■ INPUT ROWS
►
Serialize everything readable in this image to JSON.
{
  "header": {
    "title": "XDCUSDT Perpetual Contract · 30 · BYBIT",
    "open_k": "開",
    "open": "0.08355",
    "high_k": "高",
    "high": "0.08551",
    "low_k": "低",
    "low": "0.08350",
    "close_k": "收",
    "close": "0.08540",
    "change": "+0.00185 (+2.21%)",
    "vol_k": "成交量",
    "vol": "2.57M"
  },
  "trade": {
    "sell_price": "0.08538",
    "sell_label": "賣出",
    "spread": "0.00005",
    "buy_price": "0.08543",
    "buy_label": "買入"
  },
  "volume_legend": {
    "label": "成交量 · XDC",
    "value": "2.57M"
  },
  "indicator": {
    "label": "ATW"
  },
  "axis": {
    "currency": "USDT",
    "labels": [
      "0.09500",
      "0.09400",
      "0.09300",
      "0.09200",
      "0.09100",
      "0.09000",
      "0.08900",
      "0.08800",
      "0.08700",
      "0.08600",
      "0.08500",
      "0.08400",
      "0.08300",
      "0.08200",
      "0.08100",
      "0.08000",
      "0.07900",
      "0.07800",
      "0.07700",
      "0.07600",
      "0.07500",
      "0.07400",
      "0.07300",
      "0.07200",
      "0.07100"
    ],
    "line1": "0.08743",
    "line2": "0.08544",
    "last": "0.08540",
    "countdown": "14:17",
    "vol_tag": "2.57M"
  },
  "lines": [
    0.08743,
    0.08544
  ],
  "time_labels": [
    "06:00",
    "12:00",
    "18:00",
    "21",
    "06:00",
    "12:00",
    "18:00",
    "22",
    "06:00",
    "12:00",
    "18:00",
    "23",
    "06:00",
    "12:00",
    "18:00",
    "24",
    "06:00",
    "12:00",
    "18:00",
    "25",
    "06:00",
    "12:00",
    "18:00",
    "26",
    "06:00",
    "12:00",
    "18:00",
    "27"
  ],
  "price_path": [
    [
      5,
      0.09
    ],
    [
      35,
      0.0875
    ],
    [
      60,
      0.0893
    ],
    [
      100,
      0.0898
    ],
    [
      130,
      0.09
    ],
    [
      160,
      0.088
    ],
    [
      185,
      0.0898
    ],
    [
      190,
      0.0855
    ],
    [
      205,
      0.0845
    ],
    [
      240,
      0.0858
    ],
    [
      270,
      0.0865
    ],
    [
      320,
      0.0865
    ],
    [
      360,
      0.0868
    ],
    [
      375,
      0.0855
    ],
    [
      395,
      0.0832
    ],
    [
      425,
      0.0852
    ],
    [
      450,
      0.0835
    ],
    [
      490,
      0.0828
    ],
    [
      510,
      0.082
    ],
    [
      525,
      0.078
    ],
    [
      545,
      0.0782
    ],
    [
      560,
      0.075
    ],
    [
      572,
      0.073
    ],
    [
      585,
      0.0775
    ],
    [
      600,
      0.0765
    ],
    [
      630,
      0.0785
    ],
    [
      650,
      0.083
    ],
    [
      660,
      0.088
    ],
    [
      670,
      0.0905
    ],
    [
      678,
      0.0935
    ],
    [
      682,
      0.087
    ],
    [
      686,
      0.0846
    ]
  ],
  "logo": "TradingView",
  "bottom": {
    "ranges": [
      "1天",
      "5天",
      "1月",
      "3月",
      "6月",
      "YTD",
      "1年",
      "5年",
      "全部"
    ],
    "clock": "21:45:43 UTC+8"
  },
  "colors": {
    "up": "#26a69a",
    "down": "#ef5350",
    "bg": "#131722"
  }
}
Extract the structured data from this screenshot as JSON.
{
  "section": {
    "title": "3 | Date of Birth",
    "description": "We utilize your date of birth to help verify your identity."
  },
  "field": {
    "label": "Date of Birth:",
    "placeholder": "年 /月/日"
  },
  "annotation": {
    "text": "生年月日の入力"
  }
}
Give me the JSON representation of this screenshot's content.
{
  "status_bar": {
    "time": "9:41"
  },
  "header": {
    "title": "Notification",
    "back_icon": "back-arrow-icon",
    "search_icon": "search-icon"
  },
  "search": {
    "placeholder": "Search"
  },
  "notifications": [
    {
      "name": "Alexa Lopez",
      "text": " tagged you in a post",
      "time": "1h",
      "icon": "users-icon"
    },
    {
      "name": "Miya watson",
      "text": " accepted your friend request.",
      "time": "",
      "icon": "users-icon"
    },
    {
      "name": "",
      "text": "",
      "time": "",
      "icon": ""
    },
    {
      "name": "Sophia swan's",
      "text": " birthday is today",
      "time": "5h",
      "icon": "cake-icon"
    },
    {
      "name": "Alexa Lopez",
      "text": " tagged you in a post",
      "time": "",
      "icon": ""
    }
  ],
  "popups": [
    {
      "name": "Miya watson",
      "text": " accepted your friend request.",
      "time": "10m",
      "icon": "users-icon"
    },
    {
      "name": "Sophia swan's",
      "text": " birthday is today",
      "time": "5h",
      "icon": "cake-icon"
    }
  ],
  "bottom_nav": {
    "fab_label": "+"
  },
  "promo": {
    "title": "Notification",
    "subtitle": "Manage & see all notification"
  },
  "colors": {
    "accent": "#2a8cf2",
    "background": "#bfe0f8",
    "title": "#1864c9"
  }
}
◄
■ DIRECTIONS FOR THIS TASK
Make an exact copy of every line in the data.

■ TASK ANSWER
Serialize everything readable in this image to JSON.
{
  "header": {
    "title": "XDCUSDT Perpetual Contract · 30 · BYBIT",
    "open_k": "開",
    "open": "0.08355",
    "high_k": "高",
    "high": "0.08551",
    "low_k": "低",
    "low": "0.08350",
    "close_k": "收",
    "close": "0.08540",
    "change": "+0.00185 (+2.21%)",
    "vol_k": "成交量",
    "vol": "2.57M"
  },
  "trade": {
    "sell_price": "0.08538",
    "sell_label": "賣出",
    "spread": "0.00005",
    "buy_price": "0.08543",
    "buy_label": "買入"
  },
  "volume_legend": {
    "label": "成交量 · XDC",
    "value": "2.57M"
  },
  "indicator": {
    "label": "ATW"
  },
  "axis": {
    "currency": "USDT",
    "labels": [
      "0.09500",
      "0.09400",
      "0.09300",
      "0.09200",
      "0.09100",
      "0.09000",
      "0.08900",
      "0.08800",
      "0.08700",
      "0.08600",
      "0.08500",
      "0.08400",
      "0.08300",
      "0.08200",
      "0.08100",
      "0.08000",
      "0.07900",
      "0.07800",
      "0.07700",
      "0.07600",
      "0.07500",
      "0.07400",
      "0.07300",
      "0.07200",
      "0.07100"
    ],
    "line1": "0.08743",
    "line2": "0.08544",
    "last": "0.08540",
    "countdown": "14:17",
    "vol_tag": "2.57M"
  },
  "lines": [
    0.08743,
    0.08544
  ],
  "time_labels": [
    "06:00",
    "12:00",
    "18:00",
    "21",
    "06:00",
    "12:00",
    "18:00",
    "22",
    "06:00",
    "12:00",
    "18:00",
    "23",
    "06:00",
    "12:00",
    "18:00",
    "24",
    "06:00",
    "12:00",
    "18:00",
    "25",
    "06:00",
    "12:00",
    "18:00",
    "26",
    "06:00",
    "12:00",
    "18:00",
    "27"
  ],
  "price_path": [
    [
      5,
      0.09
    ],
    [
      35,
      0.0875
    ],
    [
      60,
      0.0893
    ],
    [
      100,
      0.0898
    ],
    [
      130,
      0.09
    ],
    [
      160,
      0.088
    ],
    [
      185,
      0.0898
    ],
    [
      190,
      0.0855
    ],
    [
      205,
      0.0845
    ],
    [
      240,
      0.0858
    ],
    [
      270,
      0.0865
    ],
    [
      320,
      0.0865
    ],
    [
      360,
      0.0868
    ],
    [
      375,
      0.0855
    ],
    [
      395,
      0.0832
    ],
    [
      425,
      0.0852
    ],
    [
      450,
      0.0835
    ],
    [
      490,
      0.0828
    ],
    [
      510,
      0.082
    ],
    [
      525,
      0.078
    ],
    [
      545,
      0.0782
    ],
    [
      560,
      0.075
    ],
    [
      572,
      0.073
    ],
    [
      585,
      0.0775
    ],
    [
      600,
      0.0765
    ],
    [
      630,
      0.0785
    ],
    [
      650,
      0.083
    ],
    [
      660,
      0.088
    ],
    [
      670,
      0.0905
    ],
    [
      678,
      0.0935
    ],
    [
      682,
      0.087
    ],
    [
      686,
      0.0846
    ]
  ],
  "logo": "TradingView",
  "bottom": {
    "ranges": [
      "1天",
      "5天",
      "1月",
      "3月",
      "6月",
      "YTD",
      "1年",
      "5年",
      "全部"
    ],
    "clock": "21:45:43 UTC+8"
  },
  "colors": {
    "up": "#26a69a",
    "down": "#ef5350",
    "bg": "#131722"
  }
}
Extract the structured data from this screenshot as JSON.
{
  "section": {
    "title": "3 | Date of Birth",
    "description": "We utilize your date of birth to help verify your identity."
  },
  "field": {
    "label": "Date of Birth:",
    "placeholder": "年 /月/日"
  },
  "annotation": {
    "text": "生年月日の入力"
  }
}
Give me the JSON representation of this screenshot's content.
{
  "status_bar": {
    "time": "9:41"
  },
  "header": {
    "title": "Notification",
    "back_icon": "back-arrow-icon",
    "search_icon": "search-icon"
  },
  "search": {
    "placeholder": "Search"
  },
  "notifications": [
    {
      "name": "Alexa Lopez",
      "text": " tagged you in a post",
      "time": "1h",
      "icon": "users-icon"
    },
    {
      "name": "Miya watson",
      "text": " accepted your friend request.",
      "time": "",
      "icon": "users-icon"
    },
    {
      "name": "",
      "text": "",
      "time": "",
      "icon": ""
    },
    {
      "name": "Sophia swan's",
      "text": " birthday is today",
      "time": "5h",
      "icon": "cake-icon"
    },
    {
      "name": "Alexa Lopez",
      "text": " tagged you in a post",
      "time": "",
      "icon": ""
    }
  ],
  "popups": [
    {
      "name": "Miya watson",
      "text": " accepted your friend request.",
      "time": "10m",
      "icon": "users-icon"
    },
    {
      "name": "Sophia swan's",
      "text": " birthday is today",
      "time": "5h",
      "icon": "cake-icon"
    }
  ],
  "bottom_nav": {
    "fab_label": "+"
  },
  "promo": {
    "title": "Notification",
    "subtitle": "Manage & see all notification"
  },
  "colors": {
    "accent": "#2a8cf2",
    "background": "#bfe0f8",
    "title": "#1864c9"
  }
}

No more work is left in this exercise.